| What you have to do |
Reproduce the records below in full and without edits, omitting images.

_ _ _

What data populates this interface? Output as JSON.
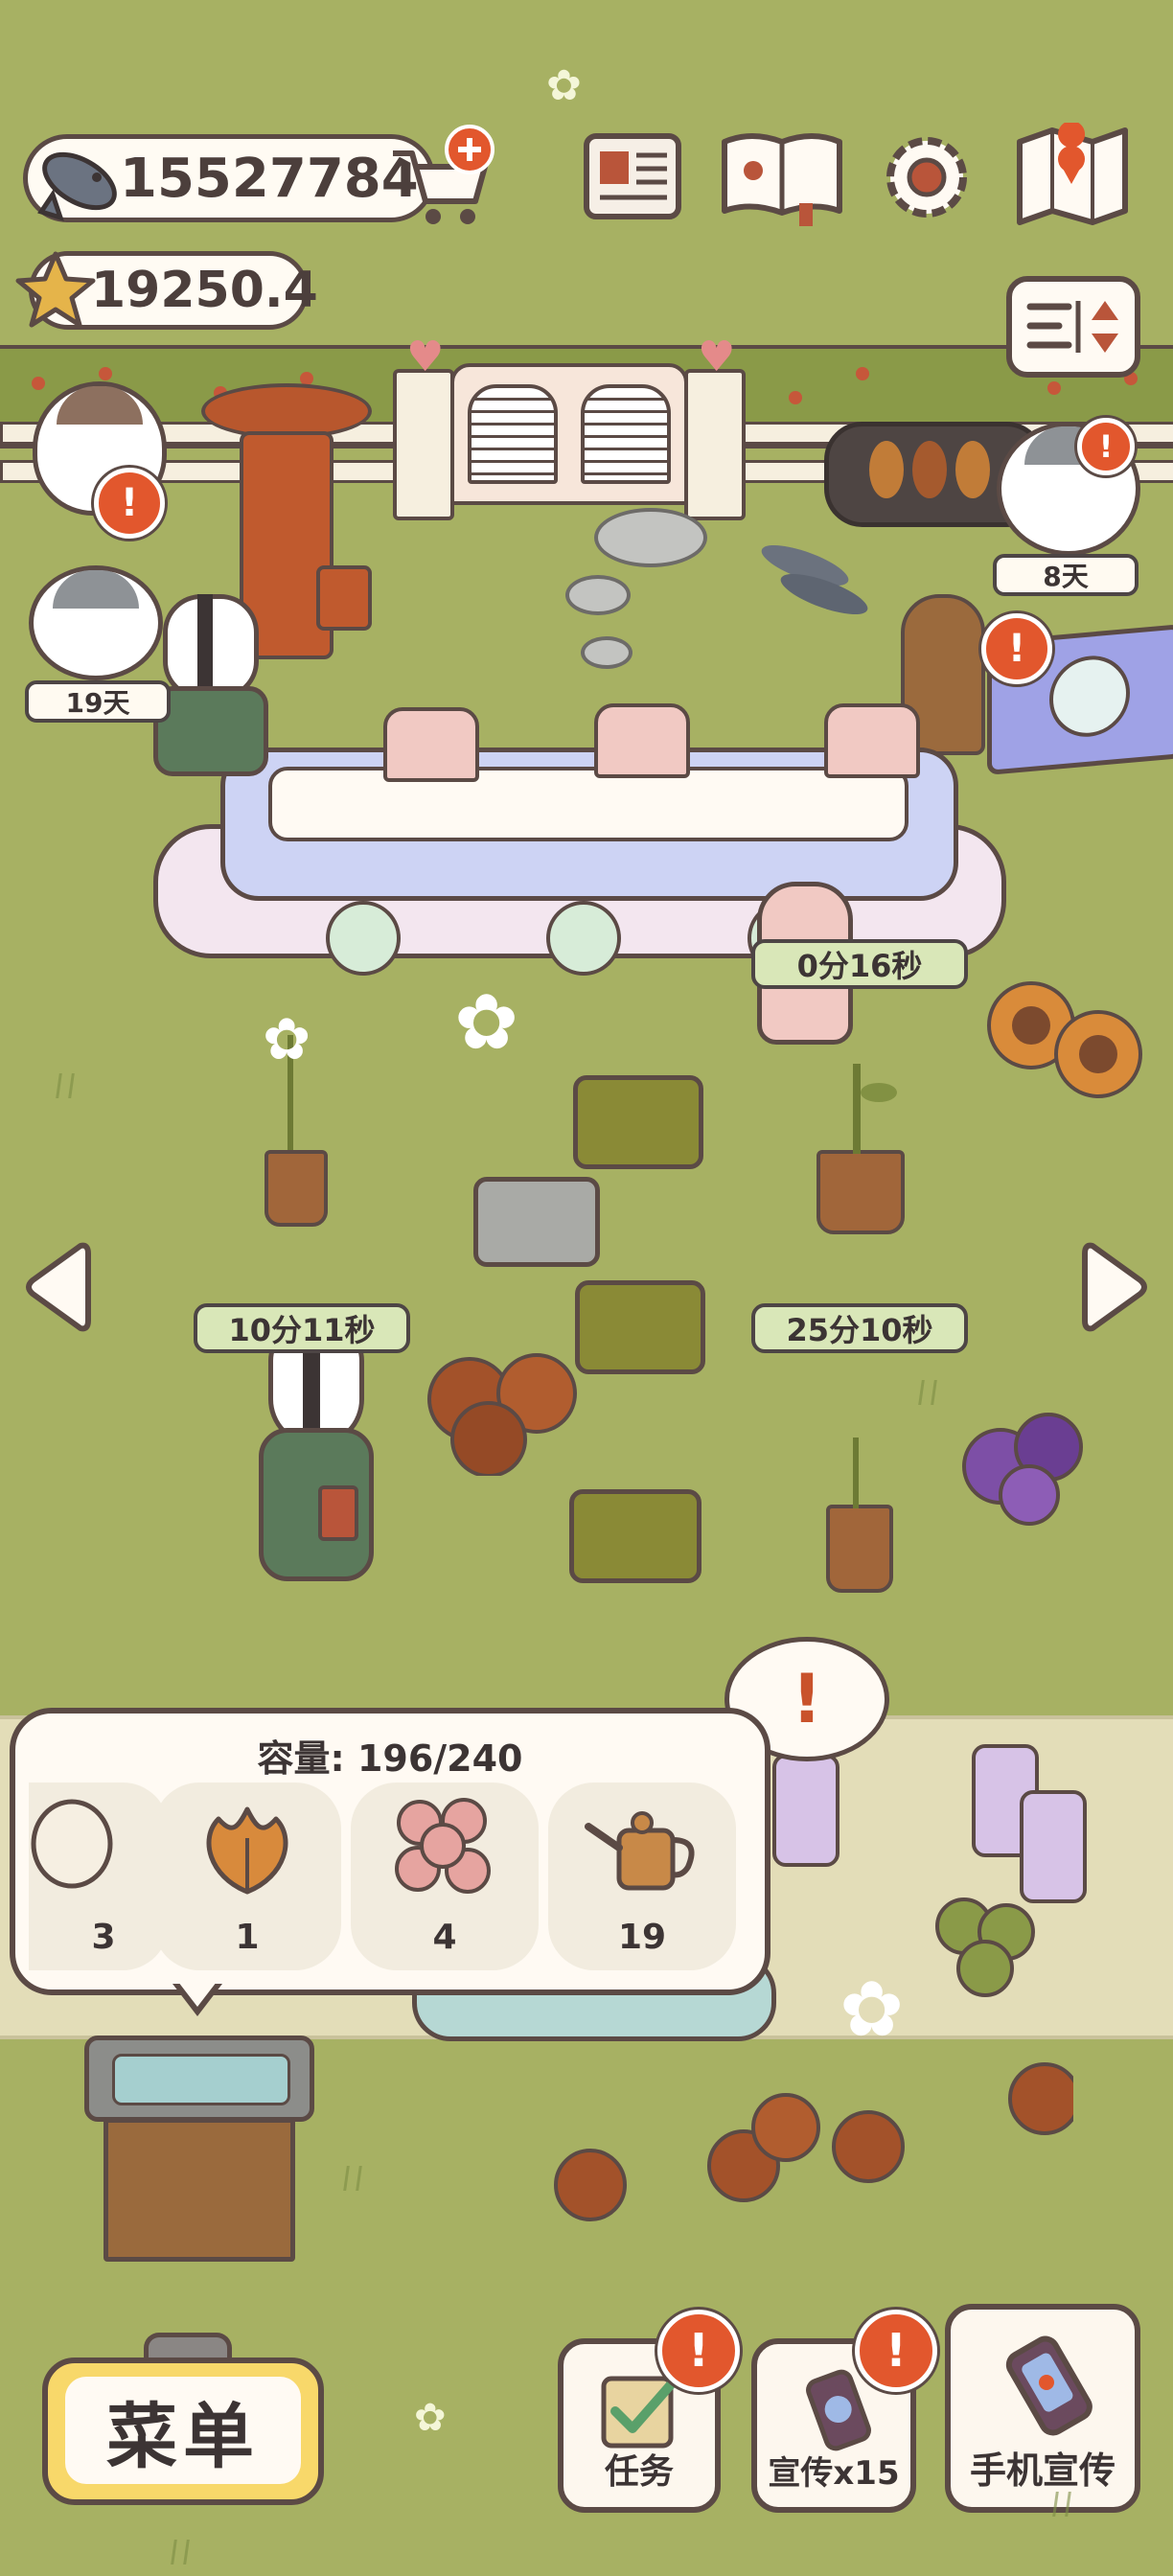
{
  "currency": {
    "fish": "15527784",
    "stars": "19250.4"
  },
  "top_icons": [
    "newspaper-icon",
    "photo-album-icon",
    "settings-gear-icon",
    "map-icon"
  ],
  "timers": {
    "dining_table": "0分16秒",
    "plant_left": "10分11秒",
    "plant_right": "25分10秒"
  },
  "cat_days": {
    "cat_left": "19天",
    "cat_right": "8天"
  },
  "storage": {
    "capacity_label": "容量: 196/240",
    "items": [
      {
        "icon": "egg-icon",
        "count": "3"
      },
      {
        "icon": "orange-leaf-icon",
        "count": "1"
      },
      {
        "icon": "pink-flower-bundle-icon",
        "count": "4"
      },
      {
        "icon": "watering-can-icon",
        "count": "19"
      }
    ]
  },
  "buttons": {
    "menu": "菜单",
    "tasks": "任务",
    "promote": "宣传x15",
    "phone_promote": "手机宣传"
  },
  "colors": {
    "grass": "#a7b163",
    "path": "#e3ddb8",
    "alert": "#e2572d",
    "timer_bg": "#d9e7b8",
    "menu_yellow": "#f8d86a"
  }
}
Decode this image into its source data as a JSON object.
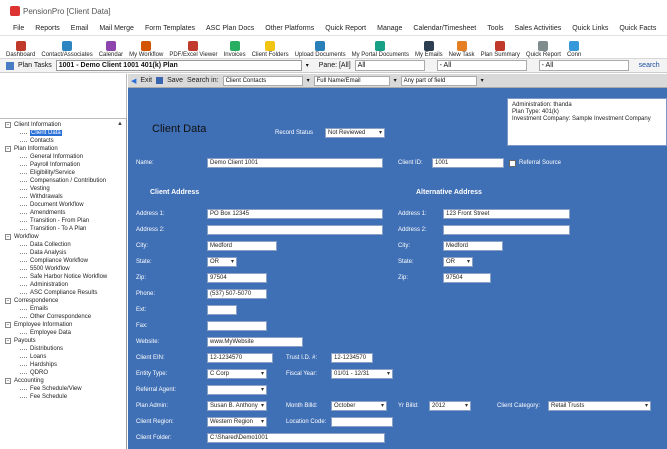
{
  "window": {
    "title": "PensionPro  [Client Data]"
  },
  "menu": [
    "File",
    "Reports",
    "Email",
    "Mail Merge",
    "Form Templates",
    "ASC Plan Docs",
    "Other Platforms",
    "Quick Report",
    "Manage",
    "Calendar/Timesheet",
    "Tools",
    "Sales Activities",
    "Quick Links",
    "Quick Facts"
  ],
  "toolbar": [
    {
      "label": "Dashboard",
      "icon": "dashboard-icon",
      "color": "#c0392b"
    },
    {
      "label": "Contact/Associates",
      "icon": "contacts-icon",
      "color": "#2e86c1"
    },
    {
      "label": "Calendar",
      "icon": "calendar-icon",
      "color": "#8e44ad"
    },
    {
      "label": "My Workflow",
      "icon": "workflow-icon",
      "color": "#d35400"
    },
    {
      "label": "PDF/Excel Viewer",
      "icon": "pdf-icon",
      "color": "#c0392b"
    },
    {
      "label": "Invoices",
      "icon": "invoice-icon",
      "color": "#27ae60"
    },
    {
      "label": "Client Folders",
      "icon": "folder-icon",
      "color": "#f1c40f"
    },
    {
      "label": "Upload Documents",
      "icon": "upload-icon",
      "color": "#2980b9"
    },
    {
      "label": "My Portal Documents",
      "icon": "portal-icon",
      "color": "#16a085"
    },
    {
      "label": "My Emails",
      "icon": "email-icon",
      "color": "#2c3e50"
    },
    {
      "label": "New Task",
      "icon": "task-icon",
      "color": "#e67e22"
    },
    {
      "label": "Plan Summary",
      "icon": "summary-icon",
      "color": "#c0392b"
    },
    {
      "label": "Quick Report",
      "icon": "report-icon",
      "color": "#7f8c8d"
    },
    {
      "label": "Conn",
      "icon": "connect-icon",
      "color": "#3498db"
    }
  ],
  "planbar": {
    "plan_label": "Plan Tasks",
    "plan_value": "1001 - Demo Client 1001 401(k) Plan",
    "pane_label": "Pane: [All]",
    "pane_value": "All",
    "filter1": "- All",
    "filter2": "- All",
    "search_link": "search"
  },
  "actions": {
    "exit": "Exit",
    "save": "Save",
    "search_in": "Search in:",
    "search_in_value": "Client Contacts",
    "name_field": "Full Name/Email",
    "match": "Any part of field"
  },
  "tree": [
    {
      "label": "Client Information",
      "level": 0,
      "expanded": true
    },
    {
      "label": "Client Data",
      "level": 1,
      "selected": true
    },
    {
      "label": "Contacts",
      "level": 1
    },
    {
      "label": "Plan Information",
      "level": 0,
      "expanded": true
    },
    {
      "label": "General Information",
      "level": 1
    },
    {
      "label": "Payroll Information",
      "level": 1
    },
    {
      "label": "Eligibility/Service",
      "level": 1
    },
    {
      "label": "Compensation / Contribution",
      "level": 1
    },
    {
      "label": "Vesting",
      "level": 1
    },
    {
      "label": "Withdrawals",
      "level": 1
    },
    {
      "label": "Document Workflow",
      "level": 1
    },
    {
      "label": "Amendments",
      "level": 1
    },
    {
      "label": "Transition - From Plan",
      "level": 1
    },
    {
      "label": "Transition - To A Plan",
      "level": 1
    },
    {
      "label": "Workflow",
      "level": 0,
      "expanded": true
    },
    {
      "label": "Data Collection",
      "level": 1
    },
    {
      "label": "Data Analysis",
      "level": 1
    },
    {
      "label": "Compliance Workflow",
      "level": 1
    },
    {
      "label": "5500 Workflow",
      "level": 1
    },
    {
      "label": "Safe Harbor Notice Workflow",
      "level": 1
    },
    {
      "label": "Administration",
      "level": 1
    },
    {
      "label": "ASC Compliance Results",
      "level": 1
    },
    {
      "label": "Correspondence",
      "level": 0,
      "expanded": true
    },
    {
      "label": "Emails",
      "level": 1
    },
    {
      "label": "Other Correspondence",
      "level": 1
    },
    {
      "label": "Employee Information",
      "level": 0,
      "expanded": true
    },
    {
      "label": "Employee Data",
      "level": 1
    },
    {
      "label": "Payouts",
      "level": 0,
      "expanded": true
    },
    {
      "label": "Distributions",
      "level": 1
    },
    {
      "label": "Loans",
      "level": 1
    },
    {
      "label": "Hardships",
      "level": 1
    },
    {
      "label": "QDRO",
      "level": 1
    },
    {
      "label": "Accounting",
      "level": 0,
      "expanded": true
    },
    {
      "label": "Fee Schedule/View",
      "level": 1
    },
    {
      "label": "Fee Schedule",
      "level": 1
    }
  ],
  "summary": {
    "line1": "Administration: thanda",
    "line2": "Plan Type: 401(k)",
    "line3": "Investment Company: Sample Investment Company"
  },
  "form": {
    "page_title": "Client Data",
    "record_status_label": "Record Status",
    "record_status": "Not Reviewed",
    "name_label": "Name:",
    "name": "Demo Client 1001",
    "client_id_label": "Client ID:",
    "client_id": "1001",
    "referral_label": "Referral Source",
    "client_address_heading": "Client Address",
    "alt_address_heading": "Alternative Address",
    "address1_label": "Address 1:",
    "address1": "PO Box 12345",
    "address2_label": "Address 2:",
    "address2": "",
    "city_label": "City:",
    "city": "Medford",
    "state_label": "State:",
    "state": "OR",
    "zip_label": "Zip:",
    "zip": "97504",
    "phone_label": "Phone:",
    "phone": "(537) 507-5070",
    "ext_label": "Ext:",
    "ext": "",
    "fax_label": "Fax:",
    "fax": "",
    "website_label": "Website:",
    "website": "www.MyWebsite",
    "alt_address1_label": "Address 1:",
    "alt_address1": "123 Front Street",
    "alt_address2_label": "Address 2:",
    "alt_address2": "",
    "alt_city_label": "City:",
    "alt_city": "Medford",
    "alt_state_label": "State:",
    "alt_state": "OR",
    "alt_zip_label": "Zip:",
    "alt_zip": "97504",
    "client_ein_label": "Client EIN:",
    "client_ein": "12-1234570",
    "trust_ein_label": "Trust I.D. #:",
    "trust_ein": "12-1234570",
    "entity_type_label": "Entity Type:",
    "entity_type": "C Corp",
    "fiscal_year_label": "Fiscal Year:",
    "fiscal_year": "01/01 - 12/31",
    "referral_agent_label": "Referral Agent:",
    "referral_agent": "",
    "plan_admin_label": "Plan Admin:",
    "plan_admin": "Susan B. Anthony",
    "month_label": "Month Billd:",
    "month": "October",
    "yr_label": "Yr Billd:",
    "yr": "2012",
    "client_category_label": "Client Category:",
    "client_category": "Retail Trusts",
    "client_region_label": "Client Region:",
    "client_region": "Western Region",
    "location_code_label": "Location Code:",
    "location_code": "",
    "client_folder_label": "Client Folder:",
    "client_folder": "C:\\Shared\\Demo1001"
  }
}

_ _ _

| Solution |
What data populates this interface? Output as JSON.
{
  "currency": {
    "fish": "15527784",
    "stars": "19250.4"
  },
  "top_icons": [
    "newspaper-icon",
    "photo-album-icon",
    "settings-gear-icon",
    "map-icon"
  ],
  "timers": {
    "dining_table": "0分16秒",
    "plant_left": "10分11秒",
    "plant_right": "25分10秒"
  },
  "cat_days": {
    "cat_left": "19天",
    "cat_right": "8天"
  },
  "storage": {
    "capacity_label": "容量: 196/240",
    "items": [
      {
        "icon": "egg-icon",
        "count": "3"
      },
      {
        "icon": "orange-leaf-icon",
        "count": "1"
      },
      {
        "icon": "pink-flower-bundle-icon",
        "count": "4"
      },
      {
        "icon": "watering-can-icon",
        "count": "19"
      }
    ]
  },
  "buttons": {
    "menu": "菜单",
    "tasks": "任务",
    "promote": "宣传x15",
    "phone_promote": "手机宣传"
  },
  "colors": {
    "grass": "#a7b163",
    "path": "#e3ddb8",
    "alert": "#e2572d",
    "timer_bg": "#d9e7b8",
    "menu_yellow": "#f8d86a"
  }
}
Decode this image into its source data as a JSON object.
{
  "window": {
    "title": "PensionPro  [Client Data]"
  },
  "menu": [
    "File",
    "Reports",
    "Email",
    "Mail Merge",
    "Form Templates",
    "ASC Plan Docs",
    "Other Platforms",
    "Quick Report",
    "Manage",
    "Calendar/Timesheet",
    "Tools",
    "Sales Activities",
    "Quick Links",
    "Quick Facts"
  ],
  "toolbar": [
    {
      "label": "Dashboard",
      "icon": "dashboard-icon",
      "color": "#c0392b"
    },
    {
      "label": "Contact/Associates",
      "icon": "contacts-icon",
      "color": "#2e86c1"
    },
    {
      "label": "Calendar",
      "icon": "calendar-icon",
      "color": "#8e44ad"
    },
    {
      "label": "My Workflow",
      "icon": "workflow-icon",
      "color": "#d35400"
    },
    {
      "label": "PDF/Excel Viewer",
      "icon": "pdf-icon",
      "color": "#c0392b"
    },
    {
      "label": "Invoices",
      "icon": "invoice-icon",
      "color": "#27ae60"
    },
    {
      "label": "Client Folders",
      "icon": "folder-icon",
      "color": "#f1c40f"
    },
    {
      "label": "Upload Documents",
      "icon": "upload-icon",
      "color": "#2980b9"
    },
    {
      "label": "My Portal Documents",
      "icon": "portal-icon",
      "color": "#16a085"
    },
    {
      "label": "My Emails",
      "icon": "email-icon",
      "color": "#2c3e50"
    },
    {
      "label": "New Task",
      "icon": "task-icon",
      "color": "#e67e22"
    },
    {
      "label": "Plan Summary",
      "icon": "summary-icon",
      "color": "#c0392b"
    },
    {
      "label": "Quick Report",
      "icon": "report-icon",
      "color": "#7f8c8d"
    },
    {
      "label": "Conn",
      "icon": "connect-icon",
      "color": "#3498db"
    }
  ],
  "planbar": {
    "plan_label": "Plan Tasks",
    "plan_value": "1001 - Demo Client 1001 401(k) Plan",
    "pane_label": "Pane: [All]",
    "pane_value": "All",
    "filter1": "- All",
    "filter2": "- All",
    "search_link": "search"
  },
  "actions": {
    "exit": "Exit",
    "save": "Save",
    "search_in": "Search in:",
    "search_in_value": "Client Contacts",
    "name_field": "Full Name/Email",
    "match": "Any part of field"
  },
  "tree": [
    {
      "label": "Client Information",
      "level": 0,
      "expanded": true
    },
    {
      "label": "Client Data",
      "level": 1,
      "selected": true
    },
    {
      "label": "Contacts",
      "level": 1
    },
    {
      "label": "Plan Information",
      "level": 0,
      "expanded": true
    },
    {
      "label": "General Information",
      "level": 1
    },
    {
      "label": "Payroll Information",
      "level": 1
    },
    {
      "label": "Eligibility/Service",
      "level": 1
    },
    {
      "label": "Compensation / Contribution",
      "level": 1
    },
    {
      "label": "Vesting",
      "level": 1
    },
    {
      "label": "Withdrawals",
      "level": 1
    },
    {
      "label": "Document Workflow",
      "level": 1
    },
    {
      "label": "Amendments",
      "level": 1
    },
    {
      "label": "Transition - From Plan",
      "level": 1
    },
    {
      "label": "Transition - To A Plan",
      "level": 1
    },
    {
      "label": "Workflow",
      "level": 0,
      "expanded": true
    },
    {
      "label": "Data Collection",
      "level": 1
    },
    {
      "label": "Data Analysis",
      "level": 1
    },
    {
      "label": "Compliance Workflow",
      "level": 1
    },
    {
      "label": "5500 Workflow",
      "level": 1
    },
    {
      "label": "Safe Harbor Notice Workflow",
      "level": 1
    },
    {
      "label": "Administration",
      "level": 1
    },
    {
      "label": "ASC Compliance Results",
      "level": 1
    },
    {
      "label": "Correspondence",
      "level": 0,
      "expanded": true
    },
    {
      "label": "Emails",
      "level": 1
    },
    {
      "label": "Other Correspondence",
      "level": 1
    },
    {
      "label": "Employee Information",
      "level": 0,
      "expanded": true
    },
    {
      "label": "Employee Data",
      "level": 1
    },
    {
      "label": "Payouts",
      "level": 0,
      "expanded": true
    },
    {
      "label": "Distributions",
      "level": 1
    },
    {
      "label": "Loans",
      "level": 1
    },
    {
      "label": "Hardships",
      "level": 1
    },
    {
      "label": "QDRO",
      "level": 1
    },
    {
      "label": "Accounting",
      "level": 0,
      "expanded": true
    },
    {
      "label": "Fee Schedule/View",
      "level": 1
    },
    {
      "label": "Fee Schedule",
      "level": 1
    }
  ],
  "summary": {
    "line1": "Administration: thanda",
    "line2": "Plan Type: 401(k)",
    "line3": "Investment Company: Sample Investment Company"
  },
  "form": {
    "page_title": "Client Data",
    "record_status_label": "Record Status",
    "record_status": "Not Reviewed",
    "name_label": "Name:",
    "name": "Demo Client 1001",
    "client_id_label": "Client ID:",
    "client_id": "1001",
    "referral_label": "Referral Source",
    "client_address_heading": "Client Address",
    "alt_address_heading": "Alternative Address",
    "address1_label": "Address 1:",
    "address1": "PO Box 12345",
    "address2_label": "Address 2:",
    "address2": "",
    "city_label": "City:",
    "city": "Medford",
    "state_label": "State:",
    "state": "OR",
    "zip_label": "Zip:",
    "zip": "97504",
    "phone_label": "Phone:",
    "phone": "(537) 507-5070",
    "ext_label": "Ext:",
    "ext": "",
    "fax_label": "Fax:",
    "fax": "",
    "website_label": "Website:",
    "website": "www.MyWebsite",
    "alt_address1_label": "Address 1:",
    "alt_address1": "123 Front Street",
    "alt_address2_label": "Address 2:",
    "alt_address2": "",
    "alt_city_label": "City:",
    "alt_city": "Medford",
    "alt_state_label": "State:",
    "alt_state": "OR",
    "alt_zip_label": "Zip:",
    "alt_zip": "97504",
    "client_ein_label": "Client EIN:",
    "client_ein": "12-1234570",
    "trust_ein_label": "Trust I.D. #:",
    "trust_ein": "12-1234570",
    "entity_type_label": "Entity Type:",
    "entity_type": "C Corp",
    "fiscal_year_label": "Fiscal Year:",
    "fiscal_year": "01/01 - 12/31",
    "referral_agent_label": "Referral Agent:",
    "referral_agent": "",
    "plan_admin_label": "Plan Admin:",
    "plan_admin": "Susan B. Anthony",
    "month_label": "Month Billd:",
    "month": "October",
    "yr_label": "Yr Billd:",
    "yr": "2012",
    "client_category_label": "Client Category:",
    "client_category": "Retail Trusts",
    "client_region_label": "Client Region:",
    "client_region": "Western Region",
    "location_code_label": "Location Code:",
    "location_code": "",
    "client_folder_label": "Client Folder:",
    "client_folder": "C:\\Shared\\Demo1001"
  }
}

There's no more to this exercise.